Records for this task:

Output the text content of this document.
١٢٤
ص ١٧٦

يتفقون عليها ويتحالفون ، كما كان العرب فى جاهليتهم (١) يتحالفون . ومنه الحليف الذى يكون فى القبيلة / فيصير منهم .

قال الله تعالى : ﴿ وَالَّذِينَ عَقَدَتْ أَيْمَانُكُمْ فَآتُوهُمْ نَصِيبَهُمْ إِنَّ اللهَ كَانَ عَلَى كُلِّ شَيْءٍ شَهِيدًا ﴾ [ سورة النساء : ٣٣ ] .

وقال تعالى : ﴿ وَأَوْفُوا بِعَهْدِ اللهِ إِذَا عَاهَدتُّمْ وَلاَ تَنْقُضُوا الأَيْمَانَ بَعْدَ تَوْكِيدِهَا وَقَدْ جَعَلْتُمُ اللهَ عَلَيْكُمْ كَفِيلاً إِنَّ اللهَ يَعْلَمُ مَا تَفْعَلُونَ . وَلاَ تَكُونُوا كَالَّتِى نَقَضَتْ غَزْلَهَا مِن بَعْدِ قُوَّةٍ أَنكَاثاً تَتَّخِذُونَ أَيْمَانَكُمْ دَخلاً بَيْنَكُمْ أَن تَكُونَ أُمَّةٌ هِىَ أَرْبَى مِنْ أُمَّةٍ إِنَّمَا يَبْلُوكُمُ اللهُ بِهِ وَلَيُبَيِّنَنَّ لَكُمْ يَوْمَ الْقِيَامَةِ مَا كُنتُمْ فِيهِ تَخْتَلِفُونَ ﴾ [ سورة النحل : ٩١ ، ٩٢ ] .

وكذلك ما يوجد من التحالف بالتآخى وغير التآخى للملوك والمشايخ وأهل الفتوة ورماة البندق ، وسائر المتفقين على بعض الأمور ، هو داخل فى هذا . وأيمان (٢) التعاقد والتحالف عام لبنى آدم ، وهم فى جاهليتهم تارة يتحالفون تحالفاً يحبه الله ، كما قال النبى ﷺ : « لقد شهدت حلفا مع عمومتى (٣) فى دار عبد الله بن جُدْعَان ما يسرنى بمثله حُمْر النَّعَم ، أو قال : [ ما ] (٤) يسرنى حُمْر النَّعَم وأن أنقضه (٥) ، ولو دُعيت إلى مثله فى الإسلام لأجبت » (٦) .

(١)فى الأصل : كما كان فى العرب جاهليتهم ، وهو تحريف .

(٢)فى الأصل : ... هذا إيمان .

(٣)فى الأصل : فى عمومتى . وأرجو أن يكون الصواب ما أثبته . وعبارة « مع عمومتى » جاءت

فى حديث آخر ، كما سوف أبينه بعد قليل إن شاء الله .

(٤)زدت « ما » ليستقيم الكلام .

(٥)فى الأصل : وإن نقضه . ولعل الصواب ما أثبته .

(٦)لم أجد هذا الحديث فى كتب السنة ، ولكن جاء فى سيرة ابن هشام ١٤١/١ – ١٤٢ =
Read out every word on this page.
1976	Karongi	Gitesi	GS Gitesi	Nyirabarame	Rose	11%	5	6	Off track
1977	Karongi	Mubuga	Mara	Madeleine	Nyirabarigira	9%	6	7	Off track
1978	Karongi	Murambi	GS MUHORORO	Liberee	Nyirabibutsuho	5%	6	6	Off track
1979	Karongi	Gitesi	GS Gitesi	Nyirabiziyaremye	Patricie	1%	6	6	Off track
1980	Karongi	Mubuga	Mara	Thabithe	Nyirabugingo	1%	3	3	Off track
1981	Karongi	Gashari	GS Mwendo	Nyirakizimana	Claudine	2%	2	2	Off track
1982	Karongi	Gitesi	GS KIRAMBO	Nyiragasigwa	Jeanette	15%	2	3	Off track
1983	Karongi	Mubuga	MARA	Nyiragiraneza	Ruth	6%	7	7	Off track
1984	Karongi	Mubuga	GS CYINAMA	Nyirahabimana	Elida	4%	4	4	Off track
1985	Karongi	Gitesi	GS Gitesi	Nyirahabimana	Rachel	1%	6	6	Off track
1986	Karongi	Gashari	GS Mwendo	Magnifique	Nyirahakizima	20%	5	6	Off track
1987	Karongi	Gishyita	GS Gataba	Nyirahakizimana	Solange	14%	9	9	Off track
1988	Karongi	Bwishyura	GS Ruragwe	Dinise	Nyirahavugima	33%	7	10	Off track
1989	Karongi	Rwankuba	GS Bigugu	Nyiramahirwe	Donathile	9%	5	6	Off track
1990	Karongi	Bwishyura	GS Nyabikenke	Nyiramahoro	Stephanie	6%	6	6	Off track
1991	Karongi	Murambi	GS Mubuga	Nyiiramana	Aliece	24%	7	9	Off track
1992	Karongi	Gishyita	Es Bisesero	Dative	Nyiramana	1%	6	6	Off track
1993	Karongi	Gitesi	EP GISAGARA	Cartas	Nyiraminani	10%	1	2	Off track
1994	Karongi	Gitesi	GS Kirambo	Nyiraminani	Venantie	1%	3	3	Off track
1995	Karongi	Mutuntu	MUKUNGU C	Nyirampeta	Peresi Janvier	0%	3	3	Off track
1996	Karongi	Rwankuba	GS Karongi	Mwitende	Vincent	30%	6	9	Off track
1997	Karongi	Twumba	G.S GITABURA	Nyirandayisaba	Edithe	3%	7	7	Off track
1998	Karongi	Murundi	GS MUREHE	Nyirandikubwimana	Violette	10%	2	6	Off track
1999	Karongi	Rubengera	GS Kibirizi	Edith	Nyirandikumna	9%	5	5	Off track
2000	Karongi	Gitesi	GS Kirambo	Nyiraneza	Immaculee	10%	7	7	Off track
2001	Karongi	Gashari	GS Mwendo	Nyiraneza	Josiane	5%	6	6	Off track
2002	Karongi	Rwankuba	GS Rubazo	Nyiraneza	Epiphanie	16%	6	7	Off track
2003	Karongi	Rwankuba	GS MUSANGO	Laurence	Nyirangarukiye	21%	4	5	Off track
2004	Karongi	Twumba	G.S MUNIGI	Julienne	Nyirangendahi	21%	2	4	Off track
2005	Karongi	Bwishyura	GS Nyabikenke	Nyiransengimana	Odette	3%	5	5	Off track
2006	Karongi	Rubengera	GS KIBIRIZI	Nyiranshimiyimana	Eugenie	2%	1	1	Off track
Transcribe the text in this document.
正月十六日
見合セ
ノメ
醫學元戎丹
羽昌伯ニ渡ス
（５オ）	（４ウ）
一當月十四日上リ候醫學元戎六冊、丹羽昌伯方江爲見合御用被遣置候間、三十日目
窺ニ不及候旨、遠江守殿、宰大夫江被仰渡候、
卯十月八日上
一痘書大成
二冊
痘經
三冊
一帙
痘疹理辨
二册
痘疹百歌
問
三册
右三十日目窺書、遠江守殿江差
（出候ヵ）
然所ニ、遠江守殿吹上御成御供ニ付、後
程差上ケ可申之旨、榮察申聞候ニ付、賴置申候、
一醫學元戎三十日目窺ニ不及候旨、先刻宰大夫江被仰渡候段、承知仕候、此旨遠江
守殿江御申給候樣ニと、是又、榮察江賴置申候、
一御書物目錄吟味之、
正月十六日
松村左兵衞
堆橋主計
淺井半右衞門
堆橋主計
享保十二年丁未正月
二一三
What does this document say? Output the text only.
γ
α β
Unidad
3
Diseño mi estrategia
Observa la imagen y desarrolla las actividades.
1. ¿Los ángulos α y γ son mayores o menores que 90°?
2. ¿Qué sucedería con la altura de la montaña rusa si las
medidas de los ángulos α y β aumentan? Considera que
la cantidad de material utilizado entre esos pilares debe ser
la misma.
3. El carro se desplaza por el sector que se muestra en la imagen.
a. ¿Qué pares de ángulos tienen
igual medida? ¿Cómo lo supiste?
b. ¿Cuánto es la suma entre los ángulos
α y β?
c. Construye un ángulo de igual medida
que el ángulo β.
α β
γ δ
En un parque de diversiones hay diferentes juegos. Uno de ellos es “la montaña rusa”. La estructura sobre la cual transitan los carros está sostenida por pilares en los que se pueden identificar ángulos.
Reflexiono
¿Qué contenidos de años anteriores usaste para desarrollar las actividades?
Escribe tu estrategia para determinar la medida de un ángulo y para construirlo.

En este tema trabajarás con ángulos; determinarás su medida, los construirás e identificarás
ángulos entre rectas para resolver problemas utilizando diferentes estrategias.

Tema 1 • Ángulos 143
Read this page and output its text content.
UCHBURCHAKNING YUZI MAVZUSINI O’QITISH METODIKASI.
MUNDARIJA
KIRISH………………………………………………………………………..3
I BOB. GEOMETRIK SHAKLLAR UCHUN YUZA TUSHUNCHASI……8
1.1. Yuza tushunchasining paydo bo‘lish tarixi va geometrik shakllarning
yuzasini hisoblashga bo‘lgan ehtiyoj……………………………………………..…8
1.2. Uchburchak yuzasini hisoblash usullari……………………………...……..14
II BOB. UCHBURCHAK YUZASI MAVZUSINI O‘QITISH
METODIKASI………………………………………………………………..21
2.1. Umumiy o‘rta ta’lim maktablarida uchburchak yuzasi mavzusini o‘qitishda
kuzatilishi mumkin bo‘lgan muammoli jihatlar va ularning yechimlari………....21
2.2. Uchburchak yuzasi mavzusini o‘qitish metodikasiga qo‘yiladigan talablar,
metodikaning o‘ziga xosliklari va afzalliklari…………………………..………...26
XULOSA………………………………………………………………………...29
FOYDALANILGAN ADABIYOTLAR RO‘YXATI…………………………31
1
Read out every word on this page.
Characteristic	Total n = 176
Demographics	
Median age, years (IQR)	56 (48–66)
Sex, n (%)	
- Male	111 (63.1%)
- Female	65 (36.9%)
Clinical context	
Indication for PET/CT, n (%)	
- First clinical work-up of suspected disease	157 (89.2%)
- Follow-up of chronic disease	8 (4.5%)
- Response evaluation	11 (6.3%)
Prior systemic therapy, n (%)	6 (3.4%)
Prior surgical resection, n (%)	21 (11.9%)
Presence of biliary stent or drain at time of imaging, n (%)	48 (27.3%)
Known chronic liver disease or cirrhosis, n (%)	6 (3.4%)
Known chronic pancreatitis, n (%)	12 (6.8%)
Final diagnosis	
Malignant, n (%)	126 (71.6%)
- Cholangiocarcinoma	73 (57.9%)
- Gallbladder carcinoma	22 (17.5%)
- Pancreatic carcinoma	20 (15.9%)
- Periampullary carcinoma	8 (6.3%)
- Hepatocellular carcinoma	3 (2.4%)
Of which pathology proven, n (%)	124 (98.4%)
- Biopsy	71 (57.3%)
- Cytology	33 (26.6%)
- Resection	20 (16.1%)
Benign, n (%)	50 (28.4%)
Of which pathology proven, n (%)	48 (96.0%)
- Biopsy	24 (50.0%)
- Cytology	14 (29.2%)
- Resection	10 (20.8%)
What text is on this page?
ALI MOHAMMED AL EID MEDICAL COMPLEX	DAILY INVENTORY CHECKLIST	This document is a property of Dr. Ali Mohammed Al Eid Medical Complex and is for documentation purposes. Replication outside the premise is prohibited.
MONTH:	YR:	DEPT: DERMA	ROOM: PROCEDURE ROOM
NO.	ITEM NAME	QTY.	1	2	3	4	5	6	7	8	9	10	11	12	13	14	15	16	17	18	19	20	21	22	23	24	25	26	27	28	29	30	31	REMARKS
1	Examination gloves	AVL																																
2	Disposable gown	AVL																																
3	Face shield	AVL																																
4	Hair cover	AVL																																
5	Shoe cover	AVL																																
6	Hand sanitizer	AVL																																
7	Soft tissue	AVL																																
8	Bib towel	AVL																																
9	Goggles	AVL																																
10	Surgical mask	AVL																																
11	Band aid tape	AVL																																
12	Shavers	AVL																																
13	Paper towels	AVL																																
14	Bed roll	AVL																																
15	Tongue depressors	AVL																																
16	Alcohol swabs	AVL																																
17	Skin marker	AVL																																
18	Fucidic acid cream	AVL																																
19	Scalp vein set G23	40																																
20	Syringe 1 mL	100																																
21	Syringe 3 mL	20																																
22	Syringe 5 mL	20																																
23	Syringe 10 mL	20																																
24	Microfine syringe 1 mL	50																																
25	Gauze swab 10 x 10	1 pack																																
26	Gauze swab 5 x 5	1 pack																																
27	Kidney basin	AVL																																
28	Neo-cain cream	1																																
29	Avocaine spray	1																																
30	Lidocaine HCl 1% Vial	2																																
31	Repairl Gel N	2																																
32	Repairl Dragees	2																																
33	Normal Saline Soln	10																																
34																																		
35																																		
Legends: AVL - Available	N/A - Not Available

Required work: Return each line of the listing that holds the string "pack".

Output for this task:
25	Gauze swab 10 x 10	1 pack																																
26	Gauze swab 5 x 5	1 pack																																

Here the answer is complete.